What you are asked to do:
In the records below, pick out all lines containing the word "this".

Dataset items:
========

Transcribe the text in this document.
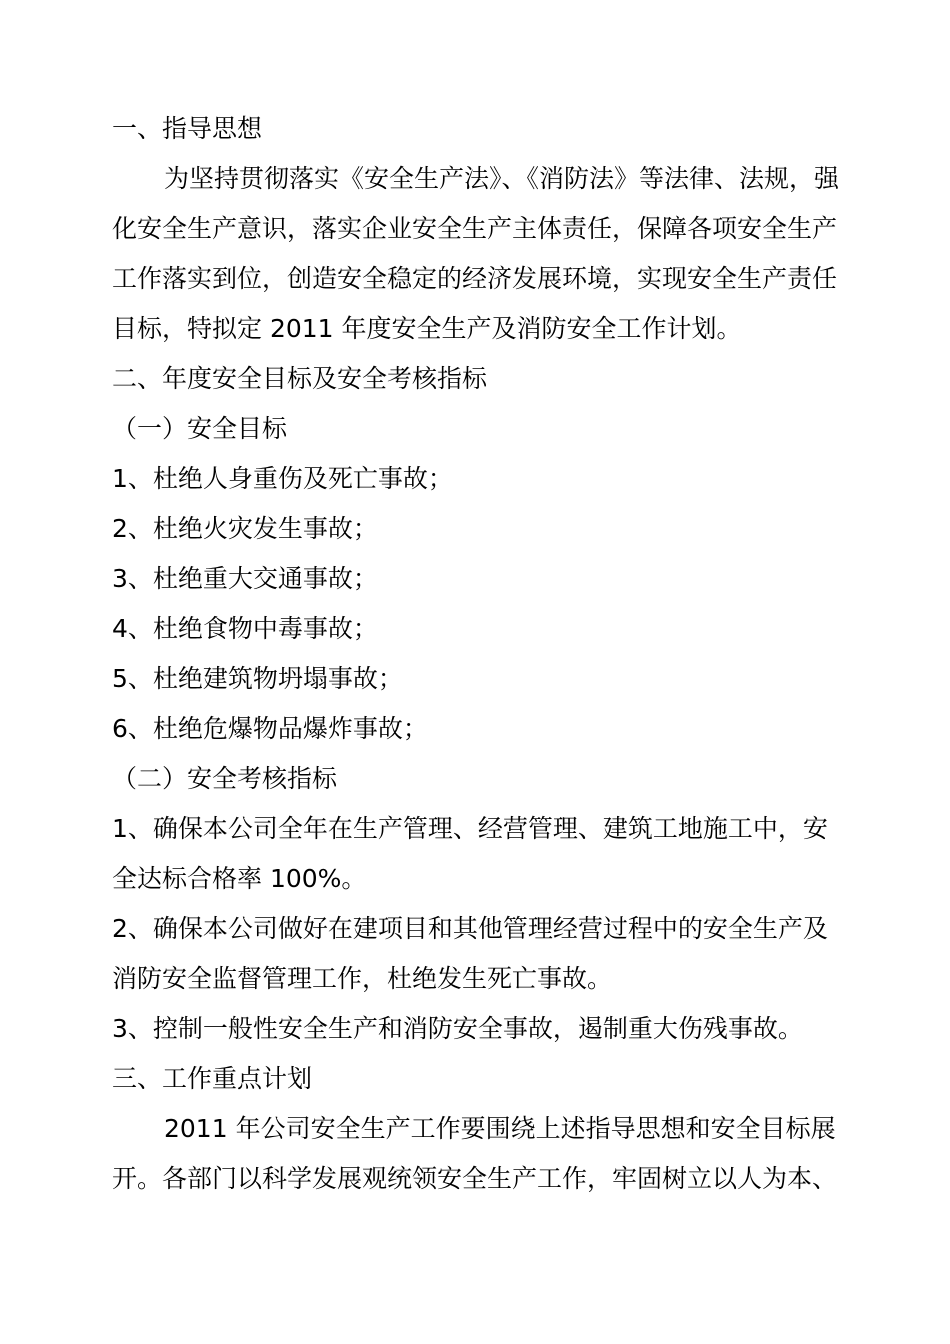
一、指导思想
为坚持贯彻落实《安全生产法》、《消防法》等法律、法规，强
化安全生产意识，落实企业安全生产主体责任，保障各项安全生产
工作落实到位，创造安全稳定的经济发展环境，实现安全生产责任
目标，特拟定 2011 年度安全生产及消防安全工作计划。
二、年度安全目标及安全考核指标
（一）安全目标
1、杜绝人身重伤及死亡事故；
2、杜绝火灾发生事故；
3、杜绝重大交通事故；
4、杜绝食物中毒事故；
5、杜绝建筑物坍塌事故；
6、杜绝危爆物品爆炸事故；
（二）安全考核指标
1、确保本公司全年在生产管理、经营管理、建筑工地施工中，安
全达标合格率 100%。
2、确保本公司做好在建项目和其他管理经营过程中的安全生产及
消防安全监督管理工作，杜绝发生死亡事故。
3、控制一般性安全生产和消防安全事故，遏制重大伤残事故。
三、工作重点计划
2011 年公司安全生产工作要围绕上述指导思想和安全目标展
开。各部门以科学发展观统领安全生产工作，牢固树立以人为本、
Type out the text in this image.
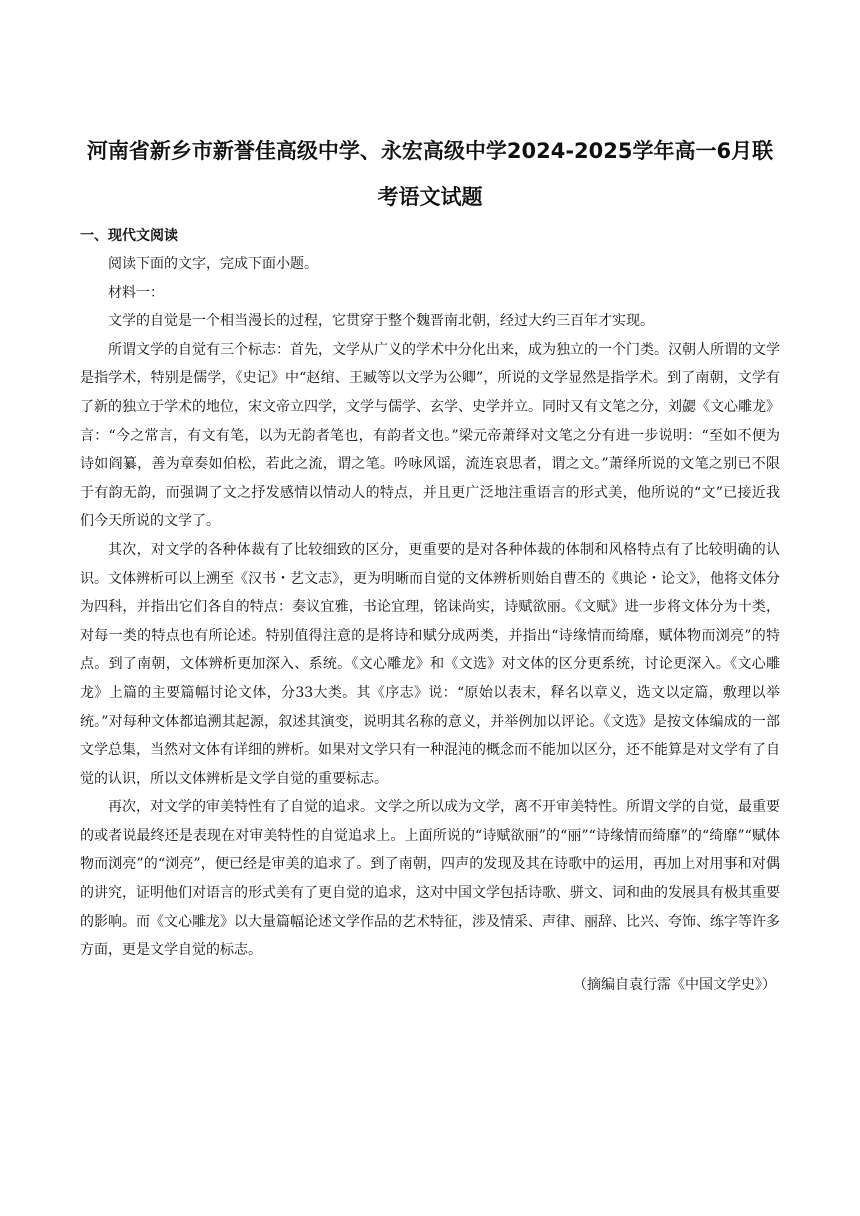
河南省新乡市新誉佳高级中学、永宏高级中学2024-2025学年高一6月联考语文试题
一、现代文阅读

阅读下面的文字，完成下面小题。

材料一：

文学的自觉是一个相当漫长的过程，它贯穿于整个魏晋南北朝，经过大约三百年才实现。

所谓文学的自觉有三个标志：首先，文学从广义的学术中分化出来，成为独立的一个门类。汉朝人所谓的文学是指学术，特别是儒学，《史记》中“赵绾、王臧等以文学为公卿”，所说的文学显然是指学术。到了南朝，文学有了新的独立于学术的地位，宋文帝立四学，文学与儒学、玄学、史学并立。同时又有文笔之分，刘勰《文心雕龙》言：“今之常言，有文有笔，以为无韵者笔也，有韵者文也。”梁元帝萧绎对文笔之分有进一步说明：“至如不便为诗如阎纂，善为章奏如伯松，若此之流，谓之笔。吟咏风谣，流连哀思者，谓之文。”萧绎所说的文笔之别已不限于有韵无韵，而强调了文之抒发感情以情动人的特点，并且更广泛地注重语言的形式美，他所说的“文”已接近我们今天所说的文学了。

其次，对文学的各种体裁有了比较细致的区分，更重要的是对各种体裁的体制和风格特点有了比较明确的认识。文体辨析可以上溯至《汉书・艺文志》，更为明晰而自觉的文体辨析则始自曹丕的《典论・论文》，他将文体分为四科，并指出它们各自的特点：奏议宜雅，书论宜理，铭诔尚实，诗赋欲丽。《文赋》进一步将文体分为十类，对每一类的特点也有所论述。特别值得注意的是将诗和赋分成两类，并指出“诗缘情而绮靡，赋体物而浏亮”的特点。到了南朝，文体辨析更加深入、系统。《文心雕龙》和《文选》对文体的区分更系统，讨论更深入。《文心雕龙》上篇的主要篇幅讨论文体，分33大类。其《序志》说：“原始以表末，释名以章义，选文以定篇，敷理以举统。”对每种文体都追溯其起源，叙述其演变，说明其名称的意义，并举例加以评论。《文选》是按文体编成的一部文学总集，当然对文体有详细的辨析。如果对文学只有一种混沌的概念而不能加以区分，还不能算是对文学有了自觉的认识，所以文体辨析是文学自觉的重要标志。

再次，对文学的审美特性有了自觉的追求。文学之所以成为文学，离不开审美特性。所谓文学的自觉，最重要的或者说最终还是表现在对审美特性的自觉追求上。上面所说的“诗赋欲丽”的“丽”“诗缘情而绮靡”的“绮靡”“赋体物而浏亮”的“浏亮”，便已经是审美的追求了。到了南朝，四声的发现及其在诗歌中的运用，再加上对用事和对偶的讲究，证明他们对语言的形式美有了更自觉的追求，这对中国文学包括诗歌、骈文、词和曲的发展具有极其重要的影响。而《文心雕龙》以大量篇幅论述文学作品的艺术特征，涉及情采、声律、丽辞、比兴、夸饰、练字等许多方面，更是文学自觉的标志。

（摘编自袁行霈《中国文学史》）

========

Expected answer:
Transcribe the text in this document.
Type out the text in this image.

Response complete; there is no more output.